* START *

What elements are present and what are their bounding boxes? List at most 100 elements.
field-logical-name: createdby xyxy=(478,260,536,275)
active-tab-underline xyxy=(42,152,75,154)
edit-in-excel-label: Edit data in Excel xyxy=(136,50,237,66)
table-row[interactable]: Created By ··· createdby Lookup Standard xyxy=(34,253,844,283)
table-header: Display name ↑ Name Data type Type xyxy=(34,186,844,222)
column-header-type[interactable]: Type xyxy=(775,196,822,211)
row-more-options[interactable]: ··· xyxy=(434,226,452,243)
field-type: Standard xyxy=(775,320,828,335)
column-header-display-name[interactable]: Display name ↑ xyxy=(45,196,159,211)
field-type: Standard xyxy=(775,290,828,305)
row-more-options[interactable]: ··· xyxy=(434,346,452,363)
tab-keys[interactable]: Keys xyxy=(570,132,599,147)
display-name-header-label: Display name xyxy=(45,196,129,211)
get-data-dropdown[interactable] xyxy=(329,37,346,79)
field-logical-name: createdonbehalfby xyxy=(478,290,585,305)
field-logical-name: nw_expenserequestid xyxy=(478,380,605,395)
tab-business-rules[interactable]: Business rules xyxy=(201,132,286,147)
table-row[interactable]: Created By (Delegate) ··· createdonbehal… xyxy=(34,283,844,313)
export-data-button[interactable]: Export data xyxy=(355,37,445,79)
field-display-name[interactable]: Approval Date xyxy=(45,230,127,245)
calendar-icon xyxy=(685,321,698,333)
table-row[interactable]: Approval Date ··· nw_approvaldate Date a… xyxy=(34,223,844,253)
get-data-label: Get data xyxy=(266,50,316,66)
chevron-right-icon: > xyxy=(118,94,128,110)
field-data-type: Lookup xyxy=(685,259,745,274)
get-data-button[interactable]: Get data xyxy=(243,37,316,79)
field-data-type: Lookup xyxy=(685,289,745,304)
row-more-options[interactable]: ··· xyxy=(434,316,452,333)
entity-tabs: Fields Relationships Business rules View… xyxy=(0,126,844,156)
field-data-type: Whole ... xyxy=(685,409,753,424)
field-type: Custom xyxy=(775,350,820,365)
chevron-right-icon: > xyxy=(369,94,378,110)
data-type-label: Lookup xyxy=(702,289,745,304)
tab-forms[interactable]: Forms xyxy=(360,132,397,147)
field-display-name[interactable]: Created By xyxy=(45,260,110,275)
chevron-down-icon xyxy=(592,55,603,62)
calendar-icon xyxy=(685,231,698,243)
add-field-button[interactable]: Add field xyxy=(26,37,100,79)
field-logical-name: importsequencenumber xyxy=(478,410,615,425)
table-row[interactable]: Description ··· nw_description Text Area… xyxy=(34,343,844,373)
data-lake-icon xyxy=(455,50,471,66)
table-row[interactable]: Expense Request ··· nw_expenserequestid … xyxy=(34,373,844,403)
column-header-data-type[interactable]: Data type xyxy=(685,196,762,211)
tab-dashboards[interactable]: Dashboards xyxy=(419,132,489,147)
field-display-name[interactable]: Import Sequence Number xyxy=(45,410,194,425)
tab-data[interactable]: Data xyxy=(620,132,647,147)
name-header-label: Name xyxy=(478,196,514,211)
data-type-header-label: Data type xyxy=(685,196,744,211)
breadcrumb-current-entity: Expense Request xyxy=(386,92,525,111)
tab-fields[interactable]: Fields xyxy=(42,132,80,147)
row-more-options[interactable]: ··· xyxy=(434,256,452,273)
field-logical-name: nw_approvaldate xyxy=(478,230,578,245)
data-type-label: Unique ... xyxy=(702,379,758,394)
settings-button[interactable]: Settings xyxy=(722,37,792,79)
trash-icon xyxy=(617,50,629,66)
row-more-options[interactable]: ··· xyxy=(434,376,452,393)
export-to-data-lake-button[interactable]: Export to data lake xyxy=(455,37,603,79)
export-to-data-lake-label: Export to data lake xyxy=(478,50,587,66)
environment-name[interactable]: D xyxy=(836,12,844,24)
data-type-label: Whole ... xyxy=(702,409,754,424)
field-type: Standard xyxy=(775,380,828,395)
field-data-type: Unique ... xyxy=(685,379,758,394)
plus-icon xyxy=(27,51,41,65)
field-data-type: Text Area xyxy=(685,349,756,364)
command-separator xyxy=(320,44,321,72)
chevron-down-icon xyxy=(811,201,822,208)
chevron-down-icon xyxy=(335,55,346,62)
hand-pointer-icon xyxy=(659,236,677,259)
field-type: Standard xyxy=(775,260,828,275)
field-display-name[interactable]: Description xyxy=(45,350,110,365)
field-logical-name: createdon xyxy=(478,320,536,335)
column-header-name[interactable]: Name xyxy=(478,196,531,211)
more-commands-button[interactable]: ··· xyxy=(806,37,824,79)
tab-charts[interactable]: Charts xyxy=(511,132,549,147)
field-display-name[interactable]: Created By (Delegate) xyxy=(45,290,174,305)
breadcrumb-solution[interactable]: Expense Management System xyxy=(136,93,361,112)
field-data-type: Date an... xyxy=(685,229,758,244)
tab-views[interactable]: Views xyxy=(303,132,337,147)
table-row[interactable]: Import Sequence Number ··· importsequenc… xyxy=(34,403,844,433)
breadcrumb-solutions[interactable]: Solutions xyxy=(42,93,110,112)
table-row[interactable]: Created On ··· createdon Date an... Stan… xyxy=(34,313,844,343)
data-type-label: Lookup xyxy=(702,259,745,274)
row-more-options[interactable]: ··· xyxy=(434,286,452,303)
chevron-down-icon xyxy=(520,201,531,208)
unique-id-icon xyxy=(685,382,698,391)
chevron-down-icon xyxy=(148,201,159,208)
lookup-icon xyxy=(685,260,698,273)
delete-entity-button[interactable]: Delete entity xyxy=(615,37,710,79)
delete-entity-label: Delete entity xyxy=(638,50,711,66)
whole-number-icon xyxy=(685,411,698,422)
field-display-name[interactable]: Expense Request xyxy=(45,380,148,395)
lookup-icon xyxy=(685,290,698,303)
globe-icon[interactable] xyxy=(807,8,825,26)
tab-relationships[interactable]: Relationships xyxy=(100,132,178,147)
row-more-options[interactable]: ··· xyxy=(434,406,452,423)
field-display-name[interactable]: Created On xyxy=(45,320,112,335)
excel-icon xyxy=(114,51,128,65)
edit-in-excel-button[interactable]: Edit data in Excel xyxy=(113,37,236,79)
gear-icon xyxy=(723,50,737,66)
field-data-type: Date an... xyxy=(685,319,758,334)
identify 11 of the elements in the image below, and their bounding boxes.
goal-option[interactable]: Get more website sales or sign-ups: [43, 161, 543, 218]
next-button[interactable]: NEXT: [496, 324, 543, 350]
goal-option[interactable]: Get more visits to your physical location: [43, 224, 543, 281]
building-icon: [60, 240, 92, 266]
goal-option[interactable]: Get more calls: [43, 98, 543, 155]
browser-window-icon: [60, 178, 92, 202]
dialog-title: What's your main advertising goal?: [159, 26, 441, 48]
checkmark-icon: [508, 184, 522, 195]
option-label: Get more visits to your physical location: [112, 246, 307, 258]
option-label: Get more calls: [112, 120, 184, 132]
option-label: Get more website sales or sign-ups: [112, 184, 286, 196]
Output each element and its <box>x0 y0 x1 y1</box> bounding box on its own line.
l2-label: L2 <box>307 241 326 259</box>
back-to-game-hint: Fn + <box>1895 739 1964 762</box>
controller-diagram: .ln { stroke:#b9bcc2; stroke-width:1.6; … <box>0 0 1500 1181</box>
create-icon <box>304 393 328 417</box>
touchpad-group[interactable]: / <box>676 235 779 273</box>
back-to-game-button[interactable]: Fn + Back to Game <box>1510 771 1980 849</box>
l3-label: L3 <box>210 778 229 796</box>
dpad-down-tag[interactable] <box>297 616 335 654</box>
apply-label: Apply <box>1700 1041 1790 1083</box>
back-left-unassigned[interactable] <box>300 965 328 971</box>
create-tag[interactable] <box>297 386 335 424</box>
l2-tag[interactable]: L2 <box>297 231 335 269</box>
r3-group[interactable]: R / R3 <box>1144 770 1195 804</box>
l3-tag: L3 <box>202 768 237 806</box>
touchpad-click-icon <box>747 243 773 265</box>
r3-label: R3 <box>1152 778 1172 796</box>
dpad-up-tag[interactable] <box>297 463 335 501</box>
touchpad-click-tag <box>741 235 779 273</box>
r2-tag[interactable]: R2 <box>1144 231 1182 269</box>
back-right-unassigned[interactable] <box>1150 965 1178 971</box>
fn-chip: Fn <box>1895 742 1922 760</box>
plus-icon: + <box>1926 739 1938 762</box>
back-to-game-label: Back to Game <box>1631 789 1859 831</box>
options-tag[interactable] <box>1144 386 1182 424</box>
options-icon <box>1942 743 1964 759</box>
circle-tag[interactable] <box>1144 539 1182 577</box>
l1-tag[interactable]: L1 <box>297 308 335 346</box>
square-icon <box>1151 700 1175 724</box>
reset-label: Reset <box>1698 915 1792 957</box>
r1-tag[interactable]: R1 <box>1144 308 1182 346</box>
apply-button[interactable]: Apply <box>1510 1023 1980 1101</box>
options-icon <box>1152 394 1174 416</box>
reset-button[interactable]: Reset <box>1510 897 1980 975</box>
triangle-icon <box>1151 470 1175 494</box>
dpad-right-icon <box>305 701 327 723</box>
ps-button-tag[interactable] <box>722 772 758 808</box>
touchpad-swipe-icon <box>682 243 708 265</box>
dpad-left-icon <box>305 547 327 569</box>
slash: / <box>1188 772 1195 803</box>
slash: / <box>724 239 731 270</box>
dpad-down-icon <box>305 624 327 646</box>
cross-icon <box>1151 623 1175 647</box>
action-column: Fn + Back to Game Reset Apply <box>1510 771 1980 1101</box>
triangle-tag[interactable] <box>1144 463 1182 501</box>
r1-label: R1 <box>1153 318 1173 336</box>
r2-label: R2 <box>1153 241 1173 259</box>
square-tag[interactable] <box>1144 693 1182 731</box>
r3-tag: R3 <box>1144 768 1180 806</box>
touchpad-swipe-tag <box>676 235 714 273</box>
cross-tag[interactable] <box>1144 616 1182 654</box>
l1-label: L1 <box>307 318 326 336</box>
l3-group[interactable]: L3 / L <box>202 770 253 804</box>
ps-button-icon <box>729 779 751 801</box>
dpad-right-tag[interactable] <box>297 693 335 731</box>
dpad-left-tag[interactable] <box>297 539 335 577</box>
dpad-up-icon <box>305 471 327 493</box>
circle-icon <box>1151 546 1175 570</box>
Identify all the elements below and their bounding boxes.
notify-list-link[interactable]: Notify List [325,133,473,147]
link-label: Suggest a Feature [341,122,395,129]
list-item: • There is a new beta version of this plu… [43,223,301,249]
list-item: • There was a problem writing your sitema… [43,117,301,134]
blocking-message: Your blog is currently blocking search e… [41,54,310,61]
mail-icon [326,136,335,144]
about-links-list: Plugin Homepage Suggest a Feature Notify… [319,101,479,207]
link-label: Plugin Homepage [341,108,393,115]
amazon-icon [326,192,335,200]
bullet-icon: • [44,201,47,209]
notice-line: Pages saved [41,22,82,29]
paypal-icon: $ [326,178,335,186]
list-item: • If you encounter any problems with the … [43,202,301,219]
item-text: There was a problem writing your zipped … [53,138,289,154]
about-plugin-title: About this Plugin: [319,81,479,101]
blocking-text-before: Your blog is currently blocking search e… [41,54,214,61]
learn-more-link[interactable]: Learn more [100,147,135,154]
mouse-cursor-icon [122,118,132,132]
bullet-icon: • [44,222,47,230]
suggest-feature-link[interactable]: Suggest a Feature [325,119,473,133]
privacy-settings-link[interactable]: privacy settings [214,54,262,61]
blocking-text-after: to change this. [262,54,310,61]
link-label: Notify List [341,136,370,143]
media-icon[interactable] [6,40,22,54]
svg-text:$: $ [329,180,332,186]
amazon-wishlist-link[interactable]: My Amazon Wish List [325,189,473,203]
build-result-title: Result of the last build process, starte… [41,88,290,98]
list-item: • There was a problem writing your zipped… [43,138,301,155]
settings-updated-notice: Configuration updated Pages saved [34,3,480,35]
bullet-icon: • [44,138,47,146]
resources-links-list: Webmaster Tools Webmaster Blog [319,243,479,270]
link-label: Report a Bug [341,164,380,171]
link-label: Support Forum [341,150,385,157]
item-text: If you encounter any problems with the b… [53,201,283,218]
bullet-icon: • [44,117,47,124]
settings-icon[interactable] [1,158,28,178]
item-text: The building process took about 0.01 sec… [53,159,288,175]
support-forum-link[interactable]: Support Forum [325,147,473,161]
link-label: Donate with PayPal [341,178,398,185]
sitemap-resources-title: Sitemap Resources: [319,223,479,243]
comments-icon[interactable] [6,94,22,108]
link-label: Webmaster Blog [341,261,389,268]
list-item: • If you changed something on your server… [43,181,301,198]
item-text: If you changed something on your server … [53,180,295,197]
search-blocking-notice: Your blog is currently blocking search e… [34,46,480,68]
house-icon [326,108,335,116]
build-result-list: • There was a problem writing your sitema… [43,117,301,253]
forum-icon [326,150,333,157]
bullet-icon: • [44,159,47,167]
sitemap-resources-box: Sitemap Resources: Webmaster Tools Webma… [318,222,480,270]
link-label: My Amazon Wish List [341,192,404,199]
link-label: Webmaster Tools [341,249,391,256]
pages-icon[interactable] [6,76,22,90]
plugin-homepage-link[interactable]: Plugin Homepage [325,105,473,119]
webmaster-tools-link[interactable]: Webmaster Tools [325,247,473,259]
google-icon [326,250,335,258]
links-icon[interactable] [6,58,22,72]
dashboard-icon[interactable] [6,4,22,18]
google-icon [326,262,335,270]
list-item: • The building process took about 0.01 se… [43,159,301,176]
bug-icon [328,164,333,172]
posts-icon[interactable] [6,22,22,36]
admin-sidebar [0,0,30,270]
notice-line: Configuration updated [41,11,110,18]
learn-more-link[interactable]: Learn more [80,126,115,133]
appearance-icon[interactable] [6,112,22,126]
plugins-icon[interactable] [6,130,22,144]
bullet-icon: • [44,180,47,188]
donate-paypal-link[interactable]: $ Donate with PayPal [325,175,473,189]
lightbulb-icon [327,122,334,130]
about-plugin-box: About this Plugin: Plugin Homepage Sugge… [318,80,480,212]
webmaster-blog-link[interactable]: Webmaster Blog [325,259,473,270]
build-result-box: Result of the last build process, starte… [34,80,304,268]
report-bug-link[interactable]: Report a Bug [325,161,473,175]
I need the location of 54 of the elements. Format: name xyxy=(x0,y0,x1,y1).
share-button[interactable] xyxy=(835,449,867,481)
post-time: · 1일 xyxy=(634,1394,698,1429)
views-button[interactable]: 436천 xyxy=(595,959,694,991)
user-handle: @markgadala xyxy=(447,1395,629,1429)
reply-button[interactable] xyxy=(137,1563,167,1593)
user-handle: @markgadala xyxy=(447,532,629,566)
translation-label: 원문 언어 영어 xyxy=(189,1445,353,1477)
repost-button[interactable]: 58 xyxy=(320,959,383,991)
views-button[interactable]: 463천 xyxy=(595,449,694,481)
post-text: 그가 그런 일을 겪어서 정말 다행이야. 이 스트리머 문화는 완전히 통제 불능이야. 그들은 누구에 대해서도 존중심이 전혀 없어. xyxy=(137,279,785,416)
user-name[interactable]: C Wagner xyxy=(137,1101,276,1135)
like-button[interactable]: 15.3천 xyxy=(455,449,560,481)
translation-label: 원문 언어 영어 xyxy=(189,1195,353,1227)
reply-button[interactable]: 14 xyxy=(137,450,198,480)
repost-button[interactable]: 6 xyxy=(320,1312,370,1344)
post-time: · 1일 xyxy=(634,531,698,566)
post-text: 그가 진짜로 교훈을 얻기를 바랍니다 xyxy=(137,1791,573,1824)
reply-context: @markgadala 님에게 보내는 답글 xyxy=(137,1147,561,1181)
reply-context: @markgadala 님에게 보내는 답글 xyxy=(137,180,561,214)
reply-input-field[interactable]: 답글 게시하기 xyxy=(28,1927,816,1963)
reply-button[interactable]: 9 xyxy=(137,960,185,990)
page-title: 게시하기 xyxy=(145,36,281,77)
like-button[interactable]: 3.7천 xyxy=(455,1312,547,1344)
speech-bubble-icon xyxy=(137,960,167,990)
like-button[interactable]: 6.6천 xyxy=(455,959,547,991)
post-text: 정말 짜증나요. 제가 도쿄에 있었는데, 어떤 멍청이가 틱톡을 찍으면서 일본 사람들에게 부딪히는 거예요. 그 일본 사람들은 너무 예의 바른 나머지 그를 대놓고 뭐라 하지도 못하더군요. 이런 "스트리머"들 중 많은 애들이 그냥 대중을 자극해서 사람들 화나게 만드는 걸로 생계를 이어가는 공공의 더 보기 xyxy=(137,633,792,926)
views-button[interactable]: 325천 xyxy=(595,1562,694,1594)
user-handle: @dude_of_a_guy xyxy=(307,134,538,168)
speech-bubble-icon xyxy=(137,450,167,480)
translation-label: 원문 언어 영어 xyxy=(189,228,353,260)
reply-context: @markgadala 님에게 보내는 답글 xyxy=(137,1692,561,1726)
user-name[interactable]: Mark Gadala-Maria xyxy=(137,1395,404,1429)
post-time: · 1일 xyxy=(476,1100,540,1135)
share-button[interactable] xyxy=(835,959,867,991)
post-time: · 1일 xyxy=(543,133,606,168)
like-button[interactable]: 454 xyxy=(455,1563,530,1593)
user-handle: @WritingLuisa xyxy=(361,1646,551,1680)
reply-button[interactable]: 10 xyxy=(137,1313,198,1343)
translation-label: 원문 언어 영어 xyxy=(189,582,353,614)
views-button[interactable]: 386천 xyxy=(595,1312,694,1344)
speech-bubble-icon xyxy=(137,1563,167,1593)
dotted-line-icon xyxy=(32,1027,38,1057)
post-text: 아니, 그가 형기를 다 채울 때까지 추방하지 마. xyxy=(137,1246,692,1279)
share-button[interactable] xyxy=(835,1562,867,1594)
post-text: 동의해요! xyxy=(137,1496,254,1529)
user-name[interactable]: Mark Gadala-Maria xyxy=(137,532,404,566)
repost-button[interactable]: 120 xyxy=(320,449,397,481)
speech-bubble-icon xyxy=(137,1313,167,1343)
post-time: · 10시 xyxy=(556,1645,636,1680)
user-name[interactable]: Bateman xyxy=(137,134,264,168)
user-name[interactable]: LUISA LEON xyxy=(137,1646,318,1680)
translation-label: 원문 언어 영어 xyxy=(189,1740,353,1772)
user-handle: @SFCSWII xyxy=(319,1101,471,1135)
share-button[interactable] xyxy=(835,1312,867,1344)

* END *

Write out the entries verbatim, from the first line through the line containing "tab-keys[interactable]: Keys xyxy=(570,132,599,147)", both ends included.

> **Result of the exercise**
What elements are present and what are their bounding boxes? List at most 100 elements.
field-logical-name: createdby xyxy=(478,260,536,275)
active-tab-underline xyxy=(42,152,75,154)
edit-in-excel-label: Edit data in Excel xyxy=(136,50,237,66)
table-row[interactable]: Created By ··· createdby Lookup Standard xyxy=(34,253,844,283)
table-header: Display name ↑ Name Data type Type xyxy=(34,186,844,222)
column-header-type[interactable]: Type xyxy=(775,196,822,211)
row-more-options[interactable]: ··· xyxy=(434,226,452,243)
field-type: Standard xyxy=(775,320,828,335)
column-header-display-name[interactable]: Display name ↑ xyxy=(45,196,159,211)
field-type: Standard xyxy=(775,290,828,305)
row-more-options[interactable]: ··· xyxy=(434,346,452,363)
tab-keys[interactable]: Keys xyxy=(570,132,599,147)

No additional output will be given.